The data:
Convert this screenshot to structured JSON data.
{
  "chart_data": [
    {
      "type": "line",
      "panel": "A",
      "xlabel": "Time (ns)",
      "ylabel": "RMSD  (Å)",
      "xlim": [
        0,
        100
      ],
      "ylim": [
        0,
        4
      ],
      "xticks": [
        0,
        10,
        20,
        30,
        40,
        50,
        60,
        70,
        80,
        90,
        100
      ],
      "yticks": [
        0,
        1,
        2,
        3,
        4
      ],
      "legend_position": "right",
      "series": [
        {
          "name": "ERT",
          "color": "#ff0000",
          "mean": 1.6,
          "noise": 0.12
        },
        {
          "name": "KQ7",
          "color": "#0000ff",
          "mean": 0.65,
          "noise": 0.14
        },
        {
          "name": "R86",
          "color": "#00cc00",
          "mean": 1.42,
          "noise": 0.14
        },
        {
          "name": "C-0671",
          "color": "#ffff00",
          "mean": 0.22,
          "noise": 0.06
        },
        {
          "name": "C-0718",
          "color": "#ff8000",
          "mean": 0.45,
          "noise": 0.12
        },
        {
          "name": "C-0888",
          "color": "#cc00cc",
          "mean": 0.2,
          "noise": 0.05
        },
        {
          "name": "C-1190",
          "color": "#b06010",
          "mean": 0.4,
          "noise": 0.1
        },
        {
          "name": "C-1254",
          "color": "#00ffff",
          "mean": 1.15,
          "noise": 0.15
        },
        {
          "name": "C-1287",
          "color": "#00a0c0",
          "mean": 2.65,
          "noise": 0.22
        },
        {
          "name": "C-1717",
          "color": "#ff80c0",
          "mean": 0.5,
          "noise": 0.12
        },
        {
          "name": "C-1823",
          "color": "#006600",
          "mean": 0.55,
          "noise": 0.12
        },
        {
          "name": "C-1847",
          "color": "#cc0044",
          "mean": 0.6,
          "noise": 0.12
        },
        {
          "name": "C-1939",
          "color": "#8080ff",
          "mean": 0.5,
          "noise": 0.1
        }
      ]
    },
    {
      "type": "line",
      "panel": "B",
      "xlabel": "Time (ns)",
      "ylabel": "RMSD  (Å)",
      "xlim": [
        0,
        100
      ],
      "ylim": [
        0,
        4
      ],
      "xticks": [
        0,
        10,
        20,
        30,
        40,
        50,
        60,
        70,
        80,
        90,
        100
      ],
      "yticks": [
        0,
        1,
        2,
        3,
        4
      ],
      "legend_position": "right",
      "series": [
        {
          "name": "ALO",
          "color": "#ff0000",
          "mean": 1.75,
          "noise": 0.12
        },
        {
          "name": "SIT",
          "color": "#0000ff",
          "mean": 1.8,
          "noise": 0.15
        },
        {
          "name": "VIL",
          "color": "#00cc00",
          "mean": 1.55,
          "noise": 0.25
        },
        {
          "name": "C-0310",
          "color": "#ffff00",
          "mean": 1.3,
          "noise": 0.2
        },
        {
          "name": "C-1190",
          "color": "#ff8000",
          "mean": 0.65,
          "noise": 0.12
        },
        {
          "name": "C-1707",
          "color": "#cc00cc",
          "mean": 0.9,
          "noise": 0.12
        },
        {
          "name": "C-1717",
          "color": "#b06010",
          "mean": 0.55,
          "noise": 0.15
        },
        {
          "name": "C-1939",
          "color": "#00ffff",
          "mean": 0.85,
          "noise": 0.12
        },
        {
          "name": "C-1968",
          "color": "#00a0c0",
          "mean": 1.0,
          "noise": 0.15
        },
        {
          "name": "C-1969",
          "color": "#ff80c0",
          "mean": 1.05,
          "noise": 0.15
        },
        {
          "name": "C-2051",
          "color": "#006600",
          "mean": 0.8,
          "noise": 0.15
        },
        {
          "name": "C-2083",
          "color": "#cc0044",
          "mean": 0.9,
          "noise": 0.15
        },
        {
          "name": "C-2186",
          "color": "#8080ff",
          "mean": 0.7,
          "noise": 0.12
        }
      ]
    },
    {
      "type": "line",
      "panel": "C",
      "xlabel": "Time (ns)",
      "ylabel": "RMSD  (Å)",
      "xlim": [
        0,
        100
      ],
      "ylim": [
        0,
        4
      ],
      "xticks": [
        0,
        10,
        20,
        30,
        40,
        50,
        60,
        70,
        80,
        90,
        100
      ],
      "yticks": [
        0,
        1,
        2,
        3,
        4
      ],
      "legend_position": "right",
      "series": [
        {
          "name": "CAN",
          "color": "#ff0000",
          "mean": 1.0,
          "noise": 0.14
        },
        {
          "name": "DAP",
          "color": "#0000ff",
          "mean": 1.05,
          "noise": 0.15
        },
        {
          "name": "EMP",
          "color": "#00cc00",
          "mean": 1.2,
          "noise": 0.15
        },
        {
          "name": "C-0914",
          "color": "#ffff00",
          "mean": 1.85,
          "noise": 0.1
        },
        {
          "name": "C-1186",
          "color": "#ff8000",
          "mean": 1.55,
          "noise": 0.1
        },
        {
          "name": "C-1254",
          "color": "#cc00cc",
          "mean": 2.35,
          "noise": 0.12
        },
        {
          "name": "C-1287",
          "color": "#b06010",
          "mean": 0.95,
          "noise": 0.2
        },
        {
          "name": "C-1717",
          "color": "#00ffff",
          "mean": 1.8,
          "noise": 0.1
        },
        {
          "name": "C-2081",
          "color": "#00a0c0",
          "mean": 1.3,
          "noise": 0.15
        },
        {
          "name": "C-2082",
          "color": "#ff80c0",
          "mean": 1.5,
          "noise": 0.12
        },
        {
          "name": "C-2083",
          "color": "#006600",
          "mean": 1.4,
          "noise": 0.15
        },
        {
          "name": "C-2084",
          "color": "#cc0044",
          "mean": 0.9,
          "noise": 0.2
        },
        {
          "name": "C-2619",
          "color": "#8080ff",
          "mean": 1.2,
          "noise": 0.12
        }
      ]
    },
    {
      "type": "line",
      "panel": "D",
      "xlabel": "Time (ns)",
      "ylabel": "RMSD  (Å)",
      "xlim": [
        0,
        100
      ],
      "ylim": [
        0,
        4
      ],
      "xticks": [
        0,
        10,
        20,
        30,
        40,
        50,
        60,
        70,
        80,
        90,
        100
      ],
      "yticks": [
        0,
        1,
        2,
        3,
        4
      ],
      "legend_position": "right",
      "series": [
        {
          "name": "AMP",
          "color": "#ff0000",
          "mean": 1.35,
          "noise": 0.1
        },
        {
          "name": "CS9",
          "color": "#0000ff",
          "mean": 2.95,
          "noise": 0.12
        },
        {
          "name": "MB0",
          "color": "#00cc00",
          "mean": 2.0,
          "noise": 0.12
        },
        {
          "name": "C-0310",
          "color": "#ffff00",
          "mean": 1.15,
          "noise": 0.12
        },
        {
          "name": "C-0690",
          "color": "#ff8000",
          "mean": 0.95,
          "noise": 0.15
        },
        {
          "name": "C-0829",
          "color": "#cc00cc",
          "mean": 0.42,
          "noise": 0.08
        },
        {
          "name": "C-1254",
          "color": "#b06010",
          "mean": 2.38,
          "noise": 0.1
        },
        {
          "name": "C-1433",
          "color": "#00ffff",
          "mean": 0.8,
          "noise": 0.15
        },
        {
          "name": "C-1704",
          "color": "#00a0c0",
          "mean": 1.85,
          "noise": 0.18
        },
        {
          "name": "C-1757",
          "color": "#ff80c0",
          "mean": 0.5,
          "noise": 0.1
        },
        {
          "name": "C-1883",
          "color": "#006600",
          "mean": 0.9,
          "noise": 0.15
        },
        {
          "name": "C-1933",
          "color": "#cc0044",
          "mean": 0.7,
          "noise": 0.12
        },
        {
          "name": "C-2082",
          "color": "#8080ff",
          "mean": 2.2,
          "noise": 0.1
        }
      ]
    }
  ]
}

What the task requires:
Write out the full listing exactly as given.

Task output:
Convert this screenshot to structured JSON data.
{
  "chart_data": [
    {
      "type": "line",
      "panel": "A",
      "xlabel": "Time (ns)",
      "ylabel": "RMSD  (Å)",
      "xlim": [
        0,
        100
      ],
      "ylim": [
        0,
        4
      ],
      "xticks": [
        0,
        10,
        20,
        30,
        40,
        50,
        60,
        70,
        80,
        90,
        100
      ],
      "yticks": [
        0,
        1,
        2,
        3,
        4
      ],
      "legend_position": "right",
      "series": [
        {
          "name": "ERT",
          "color": "#ff0000",
          "mean": 1.6,
          "noise": 0.12
        },
        {
          "name": "KQ7",
          "color": "#0000ff",
          "mean": 0.65,
          "noise": 0.14
        },
        {
          "name": "R86",
          "color": "#00cc00",
          "mean": 1.42,
          "noise": 0.14
        },
        {
          "name": "C-0671",
          "color": "#ffff00",
          "mean": 0.22,
          "noise": 0.06
        },
        {
          "name": "C-0718",
          "color": "#ff8000",
          "mean": 0.45,
          "noise": 0.12
        },
        {
          "name": "C-0888",
          "color": "#cc00cc",
          "mean": 0.2,
          "noise": 0.05
        },
        {
          "name": "C-1190",
          "color": "#b06010",
          "mean": 0.4,
          "noise": 0.1
        },
        {
          "name": "C-1254",
          "color": "#00ffff",
          "mean": 1.15,
          "noise": 0.15
        },
        {
          "name": "C-1287",
          "color": "#00a0c0",
          "mean": 2.65,
          "noise": 0.22
        },
        {
          "name": "C-1717",
          "color": "#ff80c0",
          "mean": 0.5,
          "noise": 0.12
        },
        {
          "name": "C-1823",
          "color": "#006600",
          "mean": 0.55,
          "noise": 0.12
        },
        {
          "name": "C-1847",
          "color": "#cc0044",
          "mean": 0.6,
          "noise": 0.12
        },
        {
          "name": "C-1939",
          "color": "#8080ff",
          "mean": 0.5,
          "noise": 0.1
        }
      ]
    },
    {
      "type": "line",
      "panel": "B",
      "xlabel": "Time (ns)",
      "ylabel": "RMSD  (Å)",
      "xlim": [
        0,
        100
      ],
      "ylim": [
        0,
        4
      ],
      "xticks": [
        0,
        10,
        20,
        30,
        40,
        50,
        60,
        70,
        80,
        90,
        100
      ],
      "yticks": [
        0,
        1,
        2,
        3,
        4
      ],
      "legend_position": "right",
      "series": [
        {
          "name": "ALO",
          "color": "#ff0000",
          "mean": 1.75,
          "noise": 0.12
        },
        {
          "name": "SIT",
          "color": "#0000ff",
          "mean": 1.8,
          "noise": 0.15
        },
        {
          "name": "VIL",
          "color": "#00cc00",
          "mean": 1.55,
          "noise": 0.25
        },
        {
          "name": "C-0310",
          "color": "#ffff00",
          "mean": 1.3,
          "noise": 0.2
        },
        {
          "name": "C-1190",
          "color": "#ff8000",
          "mean": 0.65,
          "noise": 0.12
        },
        {
          "name": "C-1707",
          "color": "#cc00cc",
          "mean": 0.9,
          "noise": 0.12
        },
        {
          "name": "C-1717",
          "color": "#b06010",
          "mean": 0.55,
          "noise": 0.15
        },
        {
          "name": "C-1939",
          "color": "#00ffff",
          "mean": 0.85,
          "noise": 0.12
        },
        {
          "name": "C-1968",
          "color": "#00a0c0",
          "mean": 1.0,
          "noise": 0.15
        },
        {
          "name": "C-1969",
          "color": "#ff80c0",
          "mean": 1.05,
          "noise": 0.15
        },
        {
          "name": "C-2051",
          "color": "#006600",
          "mean": 0.8,
          "noise": 0.15
        },
        {
          "name": "C-2083",
          "color": "#cc0044",
          "mean": 0.9,
          "noise": 0.15
        },
        {
          "name": "C-2186",
          "color": "#8080ff",
          "mean": 0.7,
          "noise": 0.12
        }
      ]
    },
    {
      "type": "line",
      "panel": "C",
      "xlabel": "Time (ns)",
      "ylabel": "RMSD  (Å)",
      "xlim": [
        0,
        100
      ],
      "ylim": [
        0,
        4
      ],
      "xticks": [
        0,
        10,
        20,
        30,
        40,
        50,
        60,
        70,
        80,
        90,
        100
      ],
      "yticks": [
        0,
        1,
        2,
        3,
        4
      ],
      "legend_position": "right",
      "series": [
        {
          "name": "CAN",
          "color": "#ff0000",
          "mean": 1.0,
          "noise": 0.14
        },
        {
          "name": "DAP",
          "color": "#0000ff",
          "mean": 1.05,
          "noise": 0.15
        },
        {
          "name": "EMP",
          "color": "#00cc00",
          "mean": 1.2,
          "noise": 0.15
        },
        {
          "name": "C-0914",
          "color": "#ffff00",
          "mean": 1.85,
          "noise": 0.1
        },
        {
          "name": "C-1186",
          "color": "#ff8000",
          "mean": 1.55,
          "noise": 0.1
        },
        {
          "name": "C-1254",
          "color": "#cc00cc",
          "mean": 2.35,
          "noise": 0.12
        },
        {
          "name": "C-1287",
          "color": "#b06010",
          "mean": 0.95,
          "noise": 0.2
        },
        {
          "name": "C-1717",
          "color": "#00ffff",
          "mean": 1.8,
          "noise": 0.1
        },
        {
          "name": "C-2081",
          "color": "#00a0c0",
          "mean": 1.3,
          "noise": 0.15
        },
        {
          "name": "C-2082",
          "color": "#ff80c0",
          "mean": 1.5,
          "noise": 0.12
        },
        {
          "name": "C-2083",
          "color": "#006600",
          "mean": 1.4,
          "noise": 0.15
        },
        {
          "name": "C-2084",
          "color": "#cc0044",
          "mean": 0.9,
          "noise": 0.2
        },
        {
          "name": "C-2619",
          "color": "#8080ff",
          "mean": 1.2,
          "noise": 0.12
        }
      ]
    },
    {
      "type": "line",
      "panel": "D",
      "xlabel": "Time (ns)",
      "ylabel": "RMSD  (Å)",
      "xlim": [
        0,
        100
      ],
      "ylim": [
        0,
        4
      ],
      "xticks": [
        0,
        10,
        20,
        30,
        40,
        50,
        60,
        70,
        80,
        90,
        100
      ],
      "yticks": [
        0,
        1,
        2,
        3,
        4
      ],
      "legend_position": "right",
      "series": [
        {
          "name": "AMP",
          "color": "#ff0000",
          "mean": 1.35,
          "noise": 0.1
        },
        {
          "name": "CS9",
          "color": "#0000ff",
          "mean": 2.95,
          "noise": 0.12
        },
        {
          "name": "MB0",
          "color": "#00cc00",
          "mean": 2.0,
          "noise": 0.12
        },
        {
          "name": "C-0310",
          "color": "#ffff00",
          "mean": 1.15,
          "noise": 0.12
        },
        {
          "name": "C-0690",
          "color": "#ff8000",
          "mean": 0.95,
          "noise": 0.15
        },
        {
          "name": "C-0829",
          "color": "#cc00cc",
          "mean": 0.42,
          "noise": 0.08
        },
        {
          "name": "C-1254",
          "color": "#b06010",
          "mean": 2.38,
          "noise": 0.1
        },
        {
          "name": "C-1433",
          "color": "#00ffff",
          "mean": 0.8,
          "noise": 0.15
        },
        {
          "name": "C-1704",
          "color": "#00a0c0",
          "mean": 1.85,
          "noise": 0.18
        },
        {
          "name": "C-1757",
          "color": "#ff80c0",
          "mean": 0.5,
          "noise": 0.1
        },
        {
          "name": "C-1883",
          "color": "#006600",
          "mean": 0.9,
          "noise": 0.15
        },
        {
          "name": "C-1933",
          "color": "#cc0044",
          "mean": 0.7,
          "noise": 0.12
        },
        {
          "name": "C-2082",
          "color": "#8080ff",
          "mean": 2.2,
          "noise": 0.1
        }
      ]
    }
  ]
}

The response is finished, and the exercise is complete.